→ Problem description:
Write the records out again exactly, leaving no images in.

→ Data entries:
┄┄┄┄┄┄┄┄┄┄┄┄┄┄┄┄┄┄┄┄

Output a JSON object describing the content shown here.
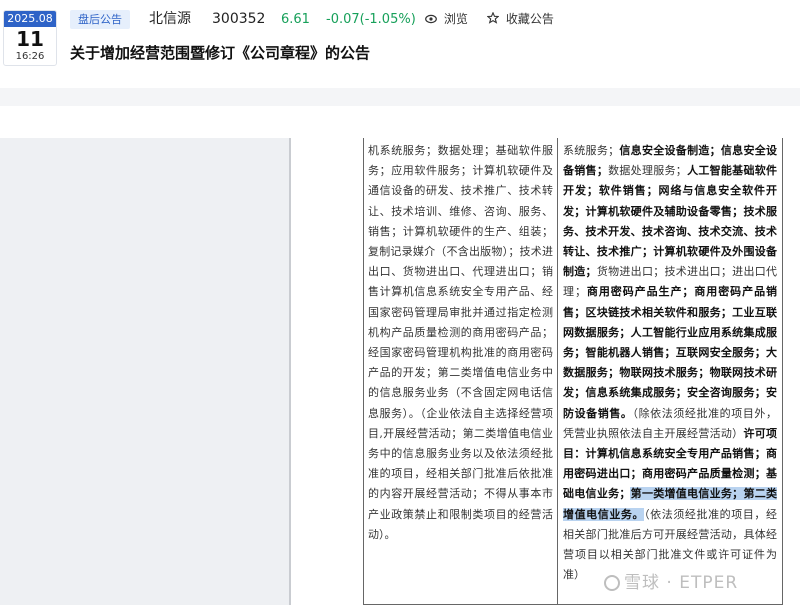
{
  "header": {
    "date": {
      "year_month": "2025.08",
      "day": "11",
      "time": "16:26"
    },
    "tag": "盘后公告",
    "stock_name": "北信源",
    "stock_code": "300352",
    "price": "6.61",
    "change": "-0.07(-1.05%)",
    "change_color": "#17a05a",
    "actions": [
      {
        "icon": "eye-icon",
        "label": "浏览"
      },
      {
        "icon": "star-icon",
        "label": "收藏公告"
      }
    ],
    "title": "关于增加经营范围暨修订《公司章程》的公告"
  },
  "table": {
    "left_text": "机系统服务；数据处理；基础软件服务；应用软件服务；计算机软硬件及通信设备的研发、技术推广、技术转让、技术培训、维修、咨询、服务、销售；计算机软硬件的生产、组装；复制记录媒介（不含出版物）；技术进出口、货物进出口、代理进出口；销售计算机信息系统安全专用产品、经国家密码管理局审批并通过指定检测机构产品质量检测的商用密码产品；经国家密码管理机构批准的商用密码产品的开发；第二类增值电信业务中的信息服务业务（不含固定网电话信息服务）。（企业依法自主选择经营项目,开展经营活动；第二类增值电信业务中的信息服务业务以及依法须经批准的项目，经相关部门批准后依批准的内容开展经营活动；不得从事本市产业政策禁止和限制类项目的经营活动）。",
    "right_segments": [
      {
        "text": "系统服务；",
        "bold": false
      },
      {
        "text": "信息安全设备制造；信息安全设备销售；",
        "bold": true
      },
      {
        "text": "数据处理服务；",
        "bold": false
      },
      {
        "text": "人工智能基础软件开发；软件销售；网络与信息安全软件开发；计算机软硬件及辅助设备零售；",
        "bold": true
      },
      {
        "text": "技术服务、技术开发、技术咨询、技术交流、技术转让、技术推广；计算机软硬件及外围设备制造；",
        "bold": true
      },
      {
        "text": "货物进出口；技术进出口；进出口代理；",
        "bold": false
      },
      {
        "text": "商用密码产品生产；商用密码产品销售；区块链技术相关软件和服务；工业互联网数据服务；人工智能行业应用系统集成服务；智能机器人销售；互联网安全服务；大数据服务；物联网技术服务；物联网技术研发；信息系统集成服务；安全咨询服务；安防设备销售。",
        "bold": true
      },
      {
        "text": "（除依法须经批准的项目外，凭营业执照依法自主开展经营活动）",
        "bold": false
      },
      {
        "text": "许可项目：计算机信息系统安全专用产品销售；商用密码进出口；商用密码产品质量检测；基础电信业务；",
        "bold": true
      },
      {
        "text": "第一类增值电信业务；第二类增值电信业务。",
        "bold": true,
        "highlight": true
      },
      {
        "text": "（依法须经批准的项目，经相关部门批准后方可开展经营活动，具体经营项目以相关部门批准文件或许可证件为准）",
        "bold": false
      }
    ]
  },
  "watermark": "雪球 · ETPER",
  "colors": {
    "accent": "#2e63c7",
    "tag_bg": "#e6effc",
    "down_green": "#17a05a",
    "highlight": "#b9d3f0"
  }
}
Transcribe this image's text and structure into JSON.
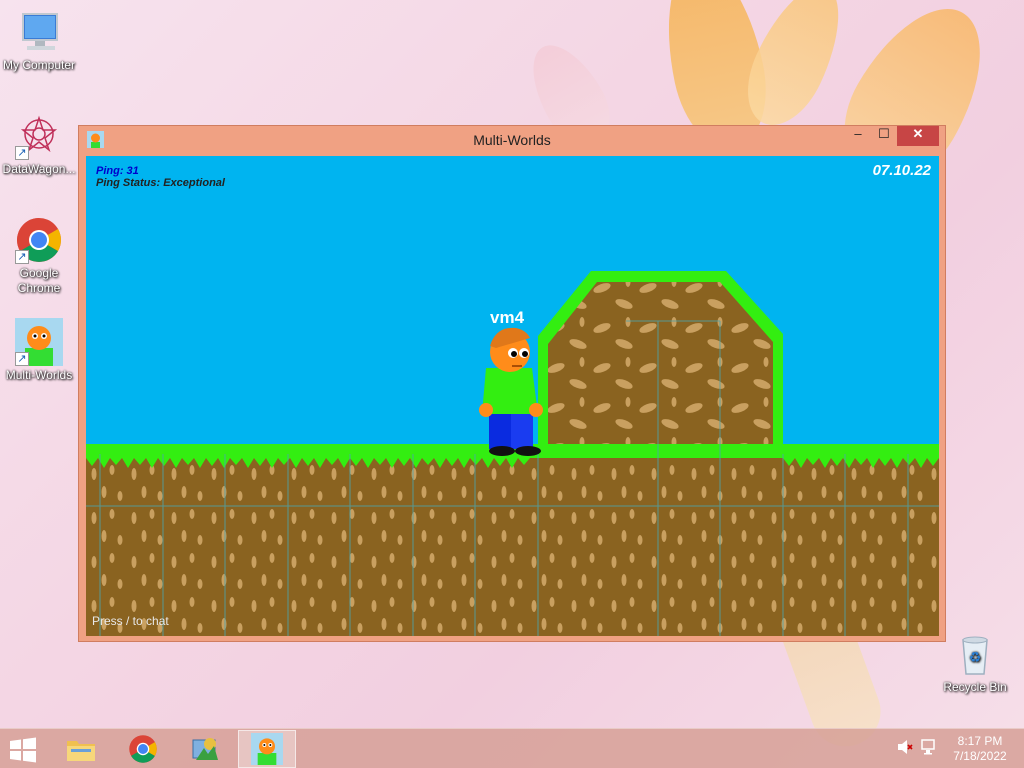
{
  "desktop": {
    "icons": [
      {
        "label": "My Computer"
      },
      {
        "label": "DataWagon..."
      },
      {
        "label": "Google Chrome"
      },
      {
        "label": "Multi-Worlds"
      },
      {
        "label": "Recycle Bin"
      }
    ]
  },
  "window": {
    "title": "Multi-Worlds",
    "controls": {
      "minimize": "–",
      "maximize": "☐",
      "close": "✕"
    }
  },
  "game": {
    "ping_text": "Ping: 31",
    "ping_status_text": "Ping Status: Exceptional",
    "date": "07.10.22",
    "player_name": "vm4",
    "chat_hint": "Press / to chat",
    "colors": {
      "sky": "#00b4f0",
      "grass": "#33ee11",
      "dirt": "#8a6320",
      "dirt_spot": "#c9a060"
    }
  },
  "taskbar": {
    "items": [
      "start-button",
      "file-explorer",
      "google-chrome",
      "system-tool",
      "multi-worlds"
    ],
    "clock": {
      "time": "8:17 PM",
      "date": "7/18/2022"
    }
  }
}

┄┄┄┄┄┄┄┄┄┄┄┄┄┄┄┄┄┄┄┄

→ Exercise response:
Output a JSON object describing the content shown here.
{
  "header": {
    "date": {
      "year_month": "2025.08",
      "day": "11",
      "time": "16:26"
    },
    "tag": "盘后公告",
    "stock_name": "北信源",
    "stock_code": "300352",
    "price": "6.61",
    "change": "-0.07(-1.05%)",
    "change_color": "#17a05a",
    "actions": [
      {
        "icon": "eye-icon",
        "label": "浏览"
      },
      {
        "icon": "star-icon",
        "label": "收藏公告"
      }
    ],
    "title": "关于增加经营范围暨修订《公司章程》的公告"
  },
  "table": {
    "left_text": "机系统服务；数据处理；基础软件服务；应用软件服务；计算机软硬件及通信设备的研发、技术推广、技术转让、技术培训、维修、咨询、服务、销售；计算机软硬件的生产、组装；复制记录媒介（不含出版物）；技术进出口、货物进出口、代理进出口；销售计算机信息系统安全专用产品、经国家密码管理局审批并通过指定检测机构产品质量检测的商用密码产品；经国家密码管理机构批准的商用密码产品的开发；第二类增值电信业务中的信息服务业务（不含固定网电话信息服务）。（企业依法自主选择经营项目,开展经营活动；第二类增值电信业务中的信息服务业务以及依法须经批准的项目，经相关部门批准后依批准的内容开展经营活动；不得从事本市产业政策禁止和限制类项目的经营活动）。",
    "right_segments": [
      {
        "text": "系统服务；",
        "bold": false
      },
      {
        "text": "信息安全设备制造；信息安全设备销售；",
        "bold": true
      },
      {
        "text": "数据处理服务；",
        "bold": false
      },
      {
        "text": "人工智能基础软件开发；软件销售；网络与信息安全软件开发；计算机软硬件及辅助设备零售；",
        "bold": true
      },
      {
        "text": "技术服务、技术开发、技术咨询、技术交流、技术转让、技术推广；计算机软硬件及外围设备制造；",
        "bold": true
      },
      {
        "text": "货物进出口；技术进出口；进出口代理；",
        "bold": false
      },
      {
        "text": "商用密码产品生产；商用密码产品销售；区块链技术相关软件和服务；工业互联网数据服务；人工智能行业应用系统集成服务；智能机器人销售；互联网安全服务；大数据服务；物联网技术服务；物联网技术研发；信息系统集成服务；安全咨询服务；安防设备销售。",
        "bold": true
      },
      {
        "text": "（除依法须经批准的项目外，凭营业执照依法自主开展经营活动）",
        "bold": false
      },
      {
        "text": "许可项目：计算机信息系统安全专用产品销售；商用密码进出口；商用密码产品质量检测；基础电信业务；",
        "bold": true
      },
      {
        "text": "第一类增值电信业务；第二类增值电信业务。",
        "bold": true,
        "highlight": true
      },
      {
        "text": "（依法须经批准的项目，经相关部门批准后方可开展经营活动，具体经营项目以相关部门批准文件或许可证件为准）",
        "bold": false
      }
    ]
  },
  "watermark": "雪球 · ETPER",
  "colors": {
    "accent": "#2e63c7",
    "tag_bg": "#e6effc",
    "down_green": "#17a05a",
    "highlight": "#b9d3f0"
  }
}
Transcribe this image's text and structure into JSON.
{
  "desktop": {
    "icons": [
      {
        "label": "My Computer"
      },
      {
        "label": "DataWagon..."
      },
      {
        "label": "Google Chrome"
      },
      {
        "label": "Multi-Worlds"
      },
      {
        "label": "Recycle Bin"
      }
    ]
  },
  "window": {
    "title": "Multi-Worlds",
    "controls": {
      "minimize": "–",
      "maximize": "☐",
      "close": "✕"
    }
  },
  "game": {
    "ping_text": "Ping: 31",
    "ping_status_text": "Ping Status: Exceptional",
    "date": "07.10.22",
    "player_name": "vm4",
    "chat_hint": "Press / to chat",
    "colors": {
      "sky": "#00b4f0",
      "grass": "#33ee11",
      "dirt": "#8a6320",
      "dirt_spot": "#c9a060"
    }
  },
  "taskbar": {
    "items": [
      "start-button",
      "file-explorer",
      "google-chrome",
      "system-tool",
      "multi-worlds"
    ],
    "clock": {
      "time": "8:17 PM",
      "date": "7/18/2022"
    }
  }
}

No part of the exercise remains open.